**Set problem**
Take every line that has the string "政绩工程" and copy it out.

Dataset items
○ ○ ○ ○ ○ ○ ○

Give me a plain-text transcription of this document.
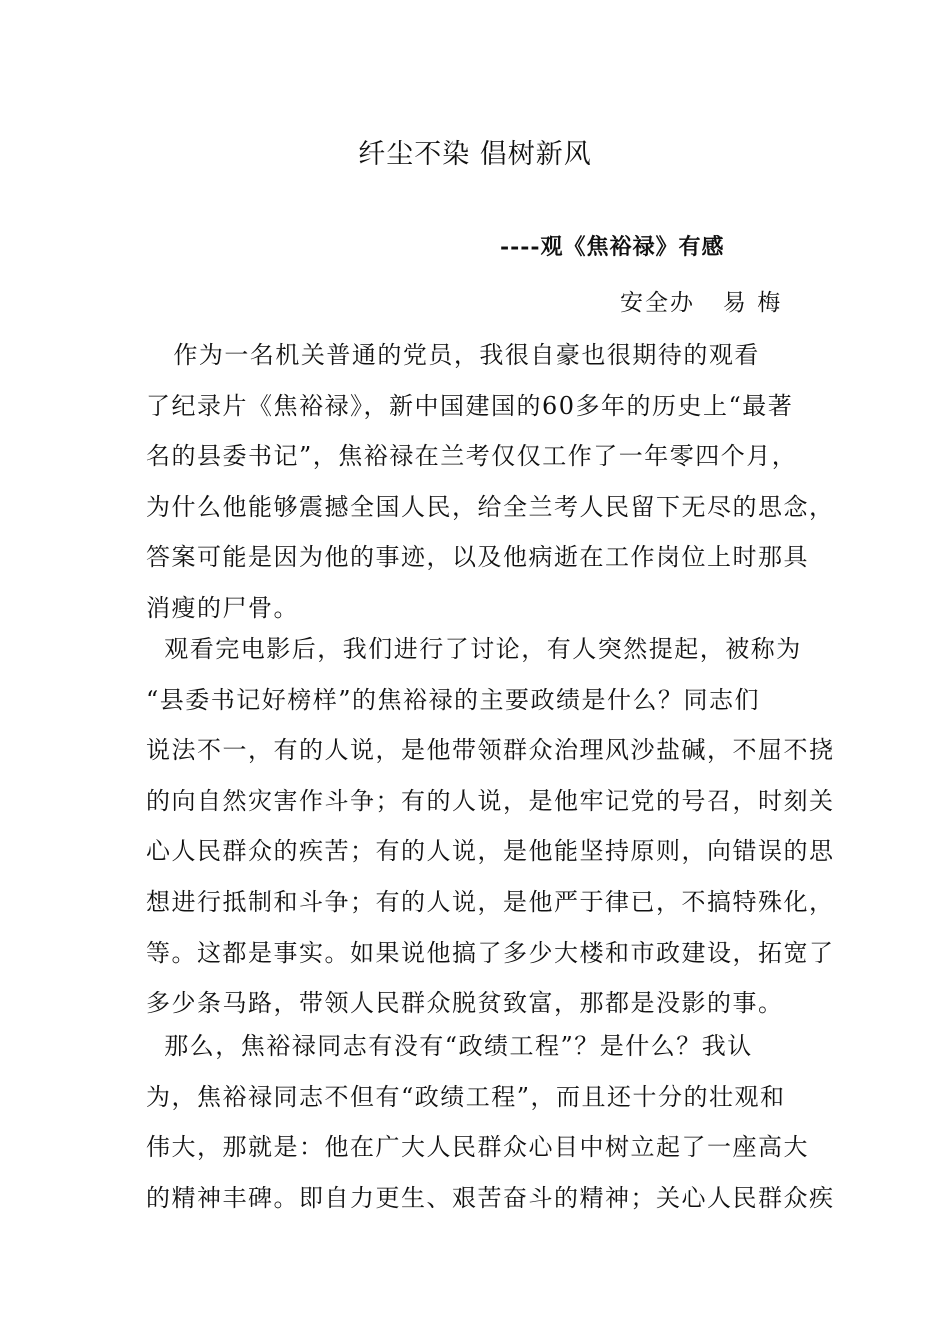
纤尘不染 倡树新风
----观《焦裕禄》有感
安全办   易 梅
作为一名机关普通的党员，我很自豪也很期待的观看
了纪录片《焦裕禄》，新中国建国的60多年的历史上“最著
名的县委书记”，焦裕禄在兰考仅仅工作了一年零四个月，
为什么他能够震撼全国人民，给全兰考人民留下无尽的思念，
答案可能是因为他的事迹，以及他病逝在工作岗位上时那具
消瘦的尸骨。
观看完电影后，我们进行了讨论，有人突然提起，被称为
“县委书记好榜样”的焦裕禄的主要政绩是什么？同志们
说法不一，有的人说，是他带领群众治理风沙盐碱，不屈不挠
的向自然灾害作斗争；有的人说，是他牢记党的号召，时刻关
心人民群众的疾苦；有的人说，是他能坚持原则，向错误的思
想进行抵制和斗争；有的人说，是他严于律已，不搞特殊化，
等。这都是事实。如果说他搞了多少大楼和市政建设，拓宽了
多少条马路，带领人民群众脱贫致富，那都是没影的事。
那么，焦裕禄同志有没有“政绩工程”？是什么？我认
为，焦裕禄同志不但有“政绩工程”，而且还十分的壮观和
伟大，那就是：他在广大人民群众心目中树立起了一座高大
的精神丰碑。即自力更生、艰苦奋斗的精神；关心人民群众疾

○ ○ ○ ○ ○ ○ ○

**Output of the exercise**
那么，焦裕禄同志有没有“政绩工程”？是什么？我认
为，焦裕禄同志不但有“政绩工程”，而且还十分的壮观和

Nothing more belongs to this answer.